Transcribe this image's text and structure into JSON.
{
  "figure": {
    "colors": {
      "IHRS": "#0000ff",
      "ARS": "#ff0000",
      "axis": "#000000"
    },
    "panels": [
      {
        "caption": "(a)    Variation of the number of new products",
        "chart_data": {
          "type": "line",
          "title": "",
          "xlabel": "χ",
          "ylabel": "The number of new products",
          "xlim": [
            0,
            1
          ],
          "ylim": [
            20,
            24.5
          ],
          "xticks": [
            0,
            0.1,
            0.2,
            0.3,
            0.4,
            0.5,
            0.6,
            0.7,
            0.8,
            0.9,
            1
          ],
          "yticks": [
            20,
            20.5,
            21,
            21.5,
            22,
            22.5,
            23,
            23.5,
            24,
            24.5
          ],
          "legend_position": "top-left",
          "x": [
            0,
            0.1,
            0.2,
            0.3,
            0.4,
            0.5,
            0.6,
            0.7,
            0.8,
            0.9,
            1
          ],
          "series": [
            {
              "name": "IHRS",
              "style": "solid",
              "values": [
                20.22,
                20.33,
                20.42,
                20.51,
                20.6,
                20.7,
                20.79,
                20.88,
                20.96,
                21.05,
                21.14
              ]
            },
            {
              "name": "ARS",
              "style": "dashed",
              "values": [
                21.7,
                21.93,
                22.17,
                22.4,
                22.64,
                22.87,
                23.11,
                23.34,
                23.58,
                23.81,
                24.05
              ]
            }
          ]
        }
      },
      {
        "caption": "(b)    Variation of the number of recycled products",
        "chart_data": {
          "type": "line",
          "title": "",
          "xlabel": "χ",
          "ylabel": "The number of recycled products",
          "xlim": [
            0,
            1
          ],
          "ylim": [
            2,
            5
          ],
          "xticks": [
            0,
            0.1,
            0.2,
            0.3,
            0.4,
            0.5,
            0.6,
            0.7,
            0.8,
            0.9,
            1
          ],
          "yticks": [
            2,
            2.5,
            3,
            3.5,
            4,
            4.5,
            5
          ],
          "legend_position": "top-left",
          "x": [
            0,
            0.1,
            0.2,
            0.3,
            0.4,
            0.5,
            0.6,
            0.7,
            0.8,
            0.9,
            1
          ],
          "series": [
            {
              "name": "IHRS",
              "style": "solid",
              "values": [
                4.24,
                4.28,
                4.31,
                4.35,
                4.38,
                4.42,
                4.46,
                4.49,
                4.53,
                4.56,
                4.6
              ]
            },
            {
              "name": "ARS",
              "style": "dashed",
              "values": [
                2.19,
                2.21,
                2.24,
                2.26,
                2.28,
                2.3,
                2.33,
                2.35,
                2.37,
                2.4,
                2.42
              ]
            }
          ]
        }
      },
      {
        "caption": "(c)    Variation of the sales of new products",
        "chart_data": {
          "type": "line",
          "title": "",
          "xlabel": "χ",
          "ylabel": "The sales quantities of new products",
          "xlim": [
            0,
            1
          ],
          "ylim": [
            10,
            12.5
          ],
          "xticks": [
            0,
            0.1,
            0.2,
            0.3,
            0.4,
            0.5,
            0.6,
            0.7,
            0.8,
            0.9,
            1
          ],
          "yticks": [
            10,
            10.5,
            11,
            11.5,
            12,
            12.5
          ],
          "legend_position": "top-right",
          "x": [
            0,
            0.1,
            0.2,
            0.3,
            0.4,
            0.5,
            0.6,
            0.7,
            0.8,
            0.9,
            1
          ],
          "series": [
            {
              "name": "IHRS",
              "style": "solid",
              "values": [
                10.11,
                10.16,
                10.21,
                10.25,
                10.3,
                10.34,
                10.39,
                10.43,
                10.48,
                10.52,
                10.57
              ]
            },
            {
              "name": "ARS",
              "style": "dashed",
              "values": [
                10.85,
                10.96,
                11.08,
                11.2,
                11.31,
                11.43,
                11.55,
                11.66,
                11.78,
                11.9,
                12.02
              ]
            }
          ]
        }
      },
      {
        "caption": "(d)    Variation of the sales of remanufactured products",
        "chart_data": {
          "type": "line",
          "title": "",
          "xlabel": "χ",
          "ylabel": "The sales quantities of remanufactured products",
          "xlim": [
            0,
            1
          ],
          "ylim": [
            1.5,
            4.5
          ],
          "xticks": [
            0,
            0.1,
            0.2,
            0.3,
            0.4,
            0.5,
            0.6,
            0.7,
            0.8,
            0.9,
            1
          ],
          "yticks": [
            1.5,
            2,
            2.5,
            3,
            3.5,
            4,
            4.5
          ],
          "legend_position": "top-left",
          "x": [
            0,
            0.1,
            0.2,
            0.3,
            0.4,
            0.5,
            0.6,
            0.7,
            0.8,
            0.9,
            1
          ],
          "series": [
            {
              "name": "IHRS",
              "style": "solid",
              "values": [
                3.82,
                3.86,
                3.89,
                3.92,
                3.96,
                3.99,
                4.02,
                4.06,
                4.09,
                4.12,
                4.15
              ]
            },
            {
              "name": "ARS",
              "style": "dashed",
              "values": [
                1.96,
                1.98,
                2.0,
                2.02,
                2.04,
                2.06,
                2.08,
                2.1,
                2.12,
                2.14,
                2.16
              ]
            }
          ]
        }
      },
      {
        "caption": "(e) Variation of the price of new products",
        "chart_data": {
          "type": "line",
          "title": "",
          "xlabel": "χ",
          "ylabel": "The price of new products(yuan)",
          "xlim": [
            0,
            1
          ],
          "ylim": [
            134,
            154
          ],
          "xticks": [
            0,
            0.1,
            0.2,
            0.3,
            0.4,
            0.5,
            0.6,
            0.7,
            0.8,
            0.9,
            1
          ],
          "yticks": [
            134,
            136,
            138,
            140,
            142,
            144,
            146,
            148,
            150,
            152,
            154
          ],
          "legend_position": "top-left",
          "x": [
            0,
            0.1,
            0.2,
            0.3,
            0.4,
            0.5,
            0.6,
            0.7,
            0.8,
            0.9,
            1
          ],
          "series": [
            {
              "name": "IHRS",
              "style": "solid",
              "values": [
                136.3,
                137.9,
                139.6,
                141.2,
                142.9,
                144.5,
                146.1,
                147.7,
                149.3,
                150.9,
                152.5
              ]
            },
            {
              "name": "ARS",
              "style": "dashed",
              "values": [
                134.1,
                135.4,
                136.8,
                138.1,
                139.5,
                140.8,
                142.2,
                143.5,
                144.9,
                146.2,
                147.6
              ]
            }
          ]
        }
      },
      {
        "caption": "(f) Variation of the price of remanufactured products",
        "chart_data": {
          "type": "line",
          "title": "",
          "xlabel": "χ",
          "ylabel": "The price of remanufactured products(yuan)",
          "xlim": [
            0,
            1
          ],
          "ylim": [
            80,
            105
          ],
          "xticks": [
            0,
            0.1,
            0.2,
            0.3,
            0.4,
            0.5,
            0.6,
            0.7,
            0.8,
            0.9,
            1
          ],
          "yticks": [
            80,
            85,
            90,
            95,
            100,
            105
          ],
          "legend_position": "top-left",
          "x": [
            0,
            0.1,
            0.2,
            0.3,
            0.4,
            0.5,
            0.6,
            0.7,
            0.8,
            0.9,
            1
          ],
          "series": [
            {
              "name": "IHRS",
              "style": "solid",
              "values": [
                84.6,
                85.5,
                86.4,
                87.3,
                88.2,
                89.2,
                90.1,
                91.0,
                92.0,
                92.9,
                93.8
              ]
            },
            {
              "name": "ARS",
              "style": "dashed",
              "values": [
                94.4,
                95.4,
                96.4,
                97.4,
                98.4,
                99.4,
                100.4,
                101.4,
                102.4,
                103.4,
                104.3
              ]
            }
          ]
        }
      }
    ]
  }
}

* **Work instructions**
Repeat each of the entries above precisely as given.

* **Output**
Transcribe this image's text and structure into JSON.
{
  "figure": {
    "colors": {
      "IHRS": "#0000ff",
      "ARS": "#ff0000",
      "axis": "#000000"
    },
    "panels": [
      {
        "caption": "(a)    Variation of the number of new products",
        "chart_data": {
          "type": "line",
          "title": "",
          "xlabel": "χ",
          "ylabel": "The number of new products",
          "xlim": [
            0,
            1
          ],
          "ylim": [
            20,
            24.5
          ],
          "xticks": [
            0,
            0.1,
            0.2,
            0.3,
            0.4,
            0.5,
            0.6,
            0.7,
            0.8,
            0.9,
            1
          ],
          "yticks": [
            20,
            20.5,
            21,
            21.5,
            22,
            22.5,
            23,
            23.5,
            24,
            24.5
          ],
          "legend_position": "top-left",
          "x": [
            0,
            0.1,
            0.2,
            0.3,
            0.4,
            0.5,
            0.6,
            0.7,
            0.8,
            0.9,
            1
          ],
          "series": [
            {
              "name": "IHRS",
              "style": "solid",
              "values": [
                20.22,
                20.33,
                20.42,
                20.51,
                20.6,
                20.7,
                20.79,
                20.88,
                20.96,
                21.05,
                21.14
              ]
            },
            {
              "name": "ARS",
              "style": "dashed",
              "values": [
                21.7,
                21.93,
                22.17,
                22.4,
                22.64,
                22.87,
                23.11,
                23.34,
                23.58,
                23.81,
                24.05
              ]
            }
          ]
        }
      },
      {
        "caption": "(b)    Variation of the number of recycled products",
        "chart_data": {
          "type": "line",
          "title": "",
          "xlabel": "χ",
          "ylabel": "The number of recycled products",
          "xlim": [
            0,
            1
          ],
          "ylim": [
            2,
            5
          ],
          "xticks": [
            0,
            0.1,
            0.2,
            0.3,
            0.4,
            0.5,
            0.6,
            0.7,
            0.8,
            0.9,
            1
          ],
          "yticks": [
            2,
            2.5,
            3,
            3.5,
            4,
            4.5,
            5
          ],
          "legend_position": "top-left",
          "x": [
            0,
            0.1,
            0.2,
            0.3,
            0.4,
            0.5,
            0.6,
            0.7,
            0.8,
            0.9,
            1
          ],
          "series": [
            {
              "name": "IHRS",
              "style": "solid",
              "values": [
                4.24,
                4.28,
                4.31,
                4.35,
                4.38,
                4.42,
                4.46,
                4.49,
                4.53,
                4.56,
                4.6
              ]
            },
            {
              "name": "ARS",
              "style": "dashed",
              "values": [
                2.19,
                2.21,
                2.24,
                2.26,
                2.28,
                2.3,
                2.33,
                2.35,
                2.37,
                2.4,
                2.42
              ]
            }
          ]
        }
      },
      {
        "caption": "(c)    Variation of the sales of new products",
        "chart_data": {
          "type": "line",
          "title": "",
          "xlabel": "χ",
          "ylabel": "The sales quantities of new products",
          "xlim": [
            0,
            1
          ],
          "ylim": [
            10,
            12.5
          ],
          "xticks": [
            0,
            0.1,
            0.2,
            0.3,
            0.4,
            0.5,
            0.6,
            0.7,
            0.8,
            0.9,
            1
          ],
          "yticks": [
            10,
            10.5,
            11,
            11.5,
            12,
            12.5
          ],
          "legend_position": "top-right",
          "x": [
            0,
            0.1,
            0.2,
            0.3,
            0.4,
            0.5,
            0.6,
            0.7,
            0.8,
            0.9,
            1
          ],
          "series": [
            {
              "name": "IHRS",
              "style": "solid",
              "values": [
                10.11,
                10.16,
                10.21,
                10.25,
                10.3,
                10.34,
                10.39,
                10.43,
                10.48,
                10.52,
                10.57
              ]
            },
            {
              "name": "ARS",
              "style": "dashed",
              "values": [
                10.85,
                10.96,
                11.08,
                11.2,
                11.31,
                11.43,
                11.55,
                11.66,
                11.78,
                11.9,
                12.02
              ]
            }
          ]
        }
      },
      {
        "caption": "(d)    Variation of the sales of remanufactured products",
        "chart_data": {
          "type": "line",
          "title": "",
          "xlabel": "χ",
          "ylabel": "The sales quantities of remanufactured products",
          "xlim": [
            0,
            1
          ],
          "ylim": [
            1.5,
            4.5
          ],
          "xticks": [
            0,
            0.1,
            0.2,
            0.3,
            0.4,
            0.5,
            0.6,
            0.7,
            0.8,
            0.9,
            1
          ],
          "yticks": [
            1.5,
            2,
            2.5,
            3,
            3.5,
            4,
            4.5
          ],
          "legend_position": "top-left",
          "x": [
            0,
            0.1,
            0.2,
            0.3,
            0.4,
            0.5,
            0.6,
            0.7,
            0.8,
            0.9,
            1
          ],
          "series": [
            {
              "name": "IHRS",
              "style": "solid",
              "values": [
                3.82,
                3.86,
                3.89,
                3.92,
                3.96,
                3.99,
                4.02,
                4.06,
                4.09,
                4.12,
                4.15
              ]
            },
            {
              "name": "ARS",
              "style": "dashed",
              "values": [
                1.96,
                1.98,
                2.0,
                2.02,
                2.04,
                2.06,
                2.08,
                2.1,
                2.12,
                2.14,
                2.16
              ]
            }
          ]
        }
      },
      {
        "caption": "(e) Variation of the price of new products",
        "chart_data": {
          "type": "line",
          "title": "",
          "xlabel": "χ",
          "ylabel": "The price of new products(yuan)",
          "xlim": [
            0,
            1
          ],
          "ylim": [
            134,
            154
          ],
          "xticks": [
            0,
            0.1,
            0.2,
            0.3,
            0.4,
            0.5,
            0.6,
            0.7,
            0.8,
            0.9,
            1
          ],
          "yticks": [
            134,
            136,
            138,
            140,
            142,
            144,
            146,
            148,
            150,
            152,
            154
          ],
          "legend_position": "top-left",
          "x": [
            0,
            0.1,
            0.2,
            0.3,
            0.4,
            0.5,
            0.6,
            0.7,
            0.8,
            0.9,
            1
          ],
          "series": [
            {
              "name": "IHRS",
              "style": "solid",
              "values": [
                136.3,
                137.9,
                139.6,
                141.2,
                142.9,
                144.5,
                146.1,
                147.7,
                149.3,
                150.9,
                152.5
              ]
            },
            {
              "name": "ARS",
              "style": "dashed",
              "values": [
                134.1,
                135.4,
                136.8,
                138.1,
                139.5,
                140.8,
                142.2,
                143.5,
                144.9,
                146.2,
                147.6
              ]
            }
          ]
        }
      },
      {
        "caption": "(f) Variation of the price of remanufactured products",
        "chart_data": {
          "type": "line",
          "title": "",
          "xlabel": "χ",
          "ylabel": "The price of remanufactured products(yuan)",
          "xlim": [
            0,
            1
          ],
          "ylim": [
            80,
            105
          ],
          "xticks": [
            0,
            0.1,
            0.2,
            0.3,
            0.4,
            0.5,
            0.6,
            0.7,
            0.8,
            0.9,
            1
          ],
          "yticks": [
            80,
            85,
            90,
            95,
            100,
            105
          ],
          "legend_position": "top-left",
          "x": [
            0,
            0.1,
            0.2,
            0.3,
            0.4,
            0.5,
            0.6,
            0.7,
            0.8,
            0.9,
            1
          ],
          "series": [
            {
              "name": "IHRS",
              "style": "solid",
              "values": [
                84.6,
                85.5,
                86.4,
                87.3,
                88.2,
                89.2,
                90.1,
                91.0,
                92.0,
                92.9,
                93.8
              ]
            },
            {
              "name": "ARS",
              "style": "dashed",
              "values": [
                94.4,
                95.4,
                96.4,
                97.4,
                98.4,
                99.4,
                100.4,
                101.4,
                102.4,
                103.4,
                104.3
              ]
            }
          ]
        }
      }
    ]
  }
}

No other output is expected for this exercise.